- **Work to be completed**
Without altering anything, output the material below.

- **Source material**

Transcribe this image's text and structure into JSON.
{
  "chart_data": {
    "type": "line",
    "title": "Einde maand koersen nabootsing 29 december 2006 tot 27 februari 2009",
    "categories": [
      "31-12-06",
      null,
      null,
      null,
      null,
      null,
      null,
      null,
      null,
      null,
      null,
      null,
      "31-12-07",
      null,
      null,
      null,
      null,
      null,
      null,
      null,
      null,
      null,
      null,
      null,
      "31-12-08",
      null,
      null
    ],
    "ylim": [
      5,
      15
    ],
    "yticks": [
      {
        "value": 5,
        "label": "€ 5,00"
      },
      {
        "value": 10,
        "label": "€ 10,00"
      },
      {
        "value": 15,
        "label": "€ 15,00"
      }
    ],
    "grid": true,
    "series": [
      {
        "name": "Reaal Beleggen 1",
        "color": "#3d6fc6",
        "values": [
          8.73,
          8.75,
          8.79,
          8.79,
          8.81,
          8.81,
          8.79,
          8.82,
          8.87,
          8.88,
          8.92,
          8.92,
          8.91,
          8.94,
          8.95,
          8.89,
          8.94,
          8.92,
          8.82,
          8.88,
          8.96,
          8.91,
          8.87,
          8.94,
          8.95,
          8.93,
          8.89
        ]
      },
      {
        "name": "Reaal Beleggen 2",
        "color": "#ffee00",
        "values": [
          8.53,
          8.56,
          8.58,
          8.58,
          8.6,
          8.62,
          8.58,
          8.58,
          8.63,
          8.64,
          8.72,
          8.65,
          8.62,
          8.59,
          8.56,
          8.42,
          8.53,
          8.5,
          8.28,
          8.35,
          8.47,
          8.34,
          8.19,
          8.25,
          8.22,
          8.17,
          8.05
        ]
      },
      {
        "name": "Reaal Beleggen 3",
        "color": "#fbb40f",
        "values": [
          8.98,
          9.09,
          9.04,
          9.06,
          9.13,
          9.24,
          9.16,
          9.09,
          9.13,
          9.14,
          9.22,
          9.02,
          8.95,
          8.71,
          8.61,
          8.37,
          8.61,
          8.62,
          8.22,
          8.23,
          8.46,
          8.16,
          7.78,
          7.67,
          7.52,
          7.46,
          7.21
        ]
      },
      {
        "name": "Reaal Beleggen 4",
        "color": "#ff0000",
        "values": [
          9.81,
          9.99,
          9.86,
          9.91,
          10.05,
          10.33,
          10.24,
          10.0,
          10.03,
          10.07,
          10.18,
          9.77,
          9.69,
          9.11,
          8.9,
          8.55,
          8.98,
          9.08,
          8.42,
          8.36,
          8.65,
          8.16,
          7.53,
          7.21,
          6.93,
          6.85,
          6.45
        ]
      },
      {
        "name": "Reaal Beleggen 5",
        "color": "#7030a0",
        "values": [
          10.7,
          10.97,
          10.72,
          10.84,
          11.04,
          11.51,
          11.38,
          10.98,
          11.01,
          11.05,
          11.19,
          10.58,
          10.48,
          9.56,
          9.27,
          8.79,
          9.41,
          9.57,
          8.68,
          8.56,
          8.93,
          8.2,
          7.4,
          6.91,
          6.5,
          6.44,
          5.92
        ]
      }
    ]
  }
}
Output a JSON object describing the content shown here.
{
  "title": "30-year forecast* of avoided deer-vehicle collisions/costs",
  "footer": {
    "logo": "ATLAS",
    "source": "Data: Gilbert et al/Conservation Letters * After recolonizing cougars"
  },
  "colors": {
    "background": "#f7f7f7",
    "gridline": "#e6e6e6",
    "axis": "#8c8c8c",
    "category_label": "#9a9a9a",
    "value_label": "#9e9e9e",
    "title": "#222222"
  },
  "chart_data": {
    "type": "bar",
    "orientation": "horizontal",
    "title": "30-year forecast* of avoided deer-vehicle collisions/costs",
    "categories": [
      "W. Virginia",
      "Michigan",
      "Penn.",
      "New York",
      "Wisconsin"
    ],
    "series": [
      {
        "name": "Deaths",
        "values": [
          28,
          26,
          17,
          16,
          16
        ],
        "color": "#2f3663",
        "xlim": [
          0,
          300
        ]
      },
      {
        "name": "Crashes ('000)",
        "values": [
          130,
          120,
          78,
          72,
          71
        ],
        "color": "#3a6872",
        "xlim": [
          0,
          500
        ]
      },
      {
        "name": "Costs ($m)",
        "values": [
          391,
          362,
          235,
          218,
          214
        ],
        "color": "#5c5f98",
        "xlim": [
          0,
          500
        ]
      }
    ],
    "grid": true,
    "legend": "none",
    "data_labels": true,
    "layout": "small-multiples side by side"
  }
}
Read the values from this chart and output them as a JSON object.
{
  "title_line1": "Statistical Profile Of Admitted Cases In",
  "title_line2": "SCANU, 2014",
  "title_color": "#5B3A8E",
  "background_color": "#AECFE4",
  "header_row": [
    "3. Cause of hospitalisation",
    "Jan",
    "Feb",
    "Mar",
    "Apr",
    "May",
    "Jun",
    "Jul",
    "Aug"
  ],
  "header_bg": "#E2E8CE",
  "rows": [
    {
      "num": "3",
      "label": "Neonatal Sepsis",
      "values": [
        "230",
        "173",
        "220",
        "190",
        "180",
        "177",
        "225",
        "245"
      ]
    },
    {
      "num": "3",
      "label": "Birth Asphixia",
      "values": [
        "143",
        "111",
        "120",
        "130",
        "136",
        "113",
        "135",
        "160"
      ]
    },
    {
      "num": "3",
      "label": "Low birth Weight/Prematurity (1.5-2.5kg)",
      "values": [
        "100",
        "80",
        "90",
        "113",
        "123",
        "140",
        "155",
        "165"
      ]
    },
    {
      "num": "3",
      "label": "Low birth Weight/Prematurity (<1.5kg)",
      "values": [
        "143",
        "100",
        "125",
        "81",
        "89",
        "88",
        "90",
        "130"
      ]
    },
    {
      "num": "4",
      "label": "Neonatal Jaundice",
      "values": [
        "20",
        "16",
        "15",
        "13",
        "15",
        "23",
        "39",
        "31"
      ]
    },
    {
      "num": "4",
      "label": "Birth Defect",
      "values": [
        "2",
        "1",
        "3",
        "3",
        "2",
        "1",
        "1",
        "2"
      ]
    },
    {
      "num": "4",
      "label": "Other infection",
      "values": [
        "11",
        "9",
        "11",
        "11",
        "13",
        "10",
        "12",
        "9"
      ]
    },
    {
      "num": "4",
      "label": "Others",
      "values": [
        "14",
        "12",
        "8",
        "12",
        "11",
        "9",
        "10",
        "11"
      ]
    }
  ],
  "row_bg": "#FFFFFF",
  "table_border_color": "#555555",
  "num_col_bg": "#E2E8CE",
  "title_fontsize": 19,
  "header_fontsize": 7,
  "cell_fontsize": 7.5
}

- **Expected answer**
Transcribe this image's text and structure into JSON.
{
  "chart_data": {
    "type": "line",
    "title": "Einde maand koersen nabootsing 29 december 2006 tot 27 februari 2009",
    "categories": [
      "31-12-06",
      null,
      null,
      null,
      null,
      null,
      null,
      null,
      null,
      null,
      null,
      null,
      "31-12-07",
      null,
      null,
      null,
      null,
      null,
      null,
      null,
      null,
      null,
      null,
      null,
      "31-12-08",
      null,
      null
    ],
    "ylim": [
      5,
      15
    ],
    "yticks": [
      {
        "value": 5,
        "label": "€ 5,00"
      },
      {
        "value": 10,
        "label": "€ 10,00"
      },
      {
        "value": 15,
        "label": "€ 15,00"
      }
    ],
    "grid": true,
    "series": [
      {
        "name": "Reaal Beleggen 1",
        "color": "#3d6fc6",
        "values": [
          8.73,
          8.75,
          8.79,
          8.79,
          8.81,
          8.81,
          8.79,
          8.82,
          8.87,
          8.88,
          8.92,
          8.92,
          8.91,
          8.94,
          8.95,
          8.89,
          8.94,
          8.92,
          8.82,
          8.88,
          8.96,
          8.91,
          8.87,
          8.94,
          8.95,
          8.93,
          8.89
        ]
      },
      {
        "name": "Reaal Beleggen 2",
        "color": "#ffee00",
        "values": [
          8.53,
          8.56,
          8.58,
          8.58,
          8.6,
          8.62,
          8.58,
          8.58,
          8.63,
          8.64,
          8.72,
          8.65,
          8.62,
          8.59,
          8.56,
          8.42,
          8.53,
          8.5,
          8.28,
          8.35,
          8.47,
          8.34,
          8.19,
          8.25,
          8.22,
          8.17,
          8.05
        ]
      },
      {
        "name": "Reaal Beleggen 3",
        "color": "#fbb40f",
        "values": [
          8.98,
          9.09,
          9.04,
          9.06,
          9.13,
          9.24,
          9.16,
          9.09,
          9.13,
          9.14,
          9.22,
          9.02,
          8.95,
          8.71,
          8.61,
          8.37,
          8.61,
          8.62,
          8.22,
          8.23,
          8.46,
          8.16,
          7.78,
          7.67,
          7.52,
          7.46,
          7.21
        ]
      },
      {
        "name": "Reaal Beleggen 4",
        "color": "#ff0000",
        "values": [
          9.81,
          9.99,
          9.86,
          9.91,
          10.05,
          10.33,
          10.24,
          10.0,
          10.03,
          10.07,
          10.18,
          9.77,
          9.69,
          9.11,
          8.9,
          8.55,
          8.98,
          9.08,
          8.42,
          8.36,
          8.65,
          8.16,
          7.53,
          7.21,
          6.93,
          6.85,
          6.45
        ]
      },
      {
        "name": "Reaal Beleggen 5",
        "color": "#7030a0",
        "values": [
          10.7,
          10.97,
          10.72,
          10.84,
          11.04,
          11.51,
          11.38,
          10.98,
          11.01,
          11.05,
          11.19,
          10.58,
          10.48,
          9.56,
          9.27,
          8.79,
          9.41,
          9.57,
          8.68,
          8.56,
          8.93,
          8.2,
          7.4,
          6.91,
          6.5,
          6.44,
          5.92
        ]
      }
    ]
  }
}
Output a JSON object describing the content shown here.
{
  "title": "30-year forecast* of avoided deer-vehicle collisions/costs",
  "footer": {
    "logo": "ATLAS",
    "source": "Data: Gilbert et al/Conservation Letters * After recolonizing cougars"
  },
  "colors": {
    "background": "#f7f7f7",
    "gridline": "#e6e6e6",
    "axis": "#8c8c8c",
    "category_label": "#9a9a9a",
    "value_label": "#9e9e9e",
    "title": "#222222"
  },
  "chart_data": {
    "type": "bar",
    "orientation": "horizontal",
    "title": "30-year forecast* of avoided deer-vehicle collisions/costs",
    "categories": [
      "W. Virginia",
      "Michigan",
      "Penn.",
      "New York",
      "Wisconsin"
    ],
    "series": [
      {
        "name": "Deaths",
        "values": [
          28,
          26,
          17,
          16,
          16
        ],
        "color": "#2f3663",
        "xlim": [
          0,
          300
        ]
      },
      {
        "name": "Crashes ('000)",
        "values": [
          130,
          120,
          78,
          72,
          71
        ],
        "color": "#3a6872",
        "xlim": [
          0,
          500
        ]
      },
      {
        "name": "Costs ($m)",
        "values": [
          391,
          362,
          235,
          218,
          214
        ],
        "color": "#5c5f98",
        "xlim": [
          0,
          500
        ]
      }
    ],
    "grid": true,
    "legend": "none",
    "data_labels": true,
    "layout": "small-multiples side by side"
  }
}
Read the values from this chart and output them as a JSON object.
{
  "title_line1": "Statistical Profile Of Admitted Cases In",
  "title_line2": "SCANU, 2014",
  "title_color": "#5B3A8E",
  "background_color": "#AECFE4",
  "header_row": [
    "3. Cause of hospitalisation",
    "Jan",
    "Feb",
    "Mar",
    "Apr",
    "May",
    "Jun",
    "Jul",
    "Aug"
  ],
  "header_bg": "#E2E8CE",
  "rows": [
    {
      "num": "3",
      "label": "Neonatal Sepsis",
      "values": [
        "230",
        "173",
        "220",
        "190",
        "180",
        "177",
        "225",
        "245"
      ]
    },
    {
      "num": "3",
      "label": "Birth Asphixia",
      "values": [
        "143",
        "111",
        "120",
        "130",
        "136",
        "113",
        "135",
        "160"
      ]
    },
    {
      "num": "3",
      "label": "Low birth Weight/Prematurity (1.5-2.5kg)",
      "values": [
        "100",
        "80",
        "90",
        "113",
        "123",
        "140",
        "155",
        "165"
      ]
    },
    {
      "num": "3",
      "label": "Low birth Weight/Prematurity (<1.5kg)",
      "values": [
        "143",
        "100",
        "125",
        "81",
        "89",
        "88",
        "90",
        "130"
      ]
    },
    {
      "num": "4",
      "label": "Neonatal Jaundice",
      "values": [
        "20",
        "16",
        "15",
        "13",
        "15",
        "23",
        "39",
        "31"
      ]
    },
    {
      "num": "4",
      "label": "Birth Defect",
      "values": [
        "2",
        "1",
        "3",
        "3",
        "2",
        "1",
        "1",
        "2"
      ]
    },
    {
      "num": "4",
      "label": "Other infection",
      "values": [
        "11",
        "9",
        "11",
        "11",
        "13",
        "10",
        "12",
        "9"
      ]
    },
    {
      "num": "4",
      "label": "Others",
      "values": [
        "14",
        "12",
        "8",
        "12",
        "11",
        "9",
        "10",
        "11"
      ]
    }
  ],
  "row_bg": "#FFFFFF",
  "table_border_color": "#555555",
  "num_col_bg": "#E2E8CE",
  "title_fontsize": 19,
  "header_fontsize": 7,
  "cell_fontsize": 7.5
}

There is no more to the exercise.